• [Exercise description]: Find the lines holding the word "rozbudowa" and collect them.

** START OF Records for this task **

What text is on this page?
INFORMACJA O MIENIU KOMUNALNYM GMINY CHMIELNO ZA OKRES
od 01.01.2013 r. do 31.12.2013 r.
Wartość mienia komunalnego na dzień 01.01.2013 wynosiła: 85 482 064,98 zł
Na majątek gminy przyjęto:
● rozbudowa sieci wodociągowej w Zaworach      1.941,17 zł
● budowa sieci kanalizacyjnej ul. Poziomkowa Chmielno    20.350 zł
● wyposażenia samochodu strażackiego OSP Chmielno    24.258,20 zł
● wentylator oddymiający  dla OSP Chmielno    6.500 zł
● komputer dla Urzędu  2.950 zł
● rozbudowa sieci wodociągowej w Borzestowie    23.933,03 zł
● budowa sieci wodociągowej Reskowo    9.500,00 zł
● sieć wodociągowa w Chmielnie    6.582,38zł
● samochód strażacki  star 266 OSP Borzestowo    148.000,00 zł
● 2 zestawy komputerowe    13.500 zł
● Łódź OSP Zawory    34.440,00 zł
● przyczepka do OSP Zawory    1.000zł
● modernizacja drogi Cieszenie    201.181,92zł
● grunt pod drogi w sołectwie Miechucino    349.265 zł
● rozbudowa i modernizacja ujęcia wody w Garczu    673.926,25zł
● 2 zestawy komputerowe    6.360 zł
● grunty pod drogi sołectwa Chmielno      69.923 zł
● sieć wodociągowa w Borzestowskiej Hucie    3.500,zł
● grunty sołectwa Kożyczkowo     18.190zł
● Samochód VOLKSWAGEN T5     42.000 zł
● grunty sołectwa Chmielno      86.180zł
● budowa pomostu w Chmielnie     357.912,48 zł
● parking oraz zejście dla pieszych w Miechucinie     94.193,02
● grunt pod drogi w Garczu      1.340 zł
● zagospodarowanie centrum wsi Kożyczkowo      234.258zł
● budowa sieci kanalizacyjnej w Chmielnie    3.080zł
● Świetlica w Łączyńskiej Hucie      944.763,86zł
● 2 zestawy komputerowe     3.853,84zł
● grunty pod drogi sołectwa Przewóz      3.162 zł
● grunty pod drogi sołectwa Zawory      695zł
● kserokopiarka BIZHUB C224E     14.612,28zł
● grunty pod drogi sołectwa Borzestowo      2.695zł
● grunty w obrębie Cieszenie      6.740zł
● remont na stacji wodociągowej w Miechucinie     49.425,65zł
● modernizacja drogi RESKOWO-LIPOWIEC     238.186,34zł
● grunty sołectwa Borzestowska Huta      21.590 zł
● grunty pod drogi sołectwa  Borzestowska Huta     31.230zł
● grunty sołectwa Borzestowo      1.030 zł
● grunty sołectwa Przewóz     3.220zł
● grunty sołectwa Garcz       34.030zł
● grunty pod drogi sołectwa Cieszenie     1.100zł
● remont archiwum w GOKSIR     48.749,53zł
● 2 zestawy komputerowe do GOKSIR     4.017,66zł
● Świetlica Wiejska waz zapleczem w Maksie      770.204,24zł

** END OF Records for this task **

• [Reply to the exercise]:
● rozbudowa sieci wodociągowej w Zaworach      1.941,17 zł
● rozbudowa sieci wodociągowej w Borzestowie    23.933,03 zł
● rozbudowa i modernizacja ujęcia wody w Garczu    673.926,25zł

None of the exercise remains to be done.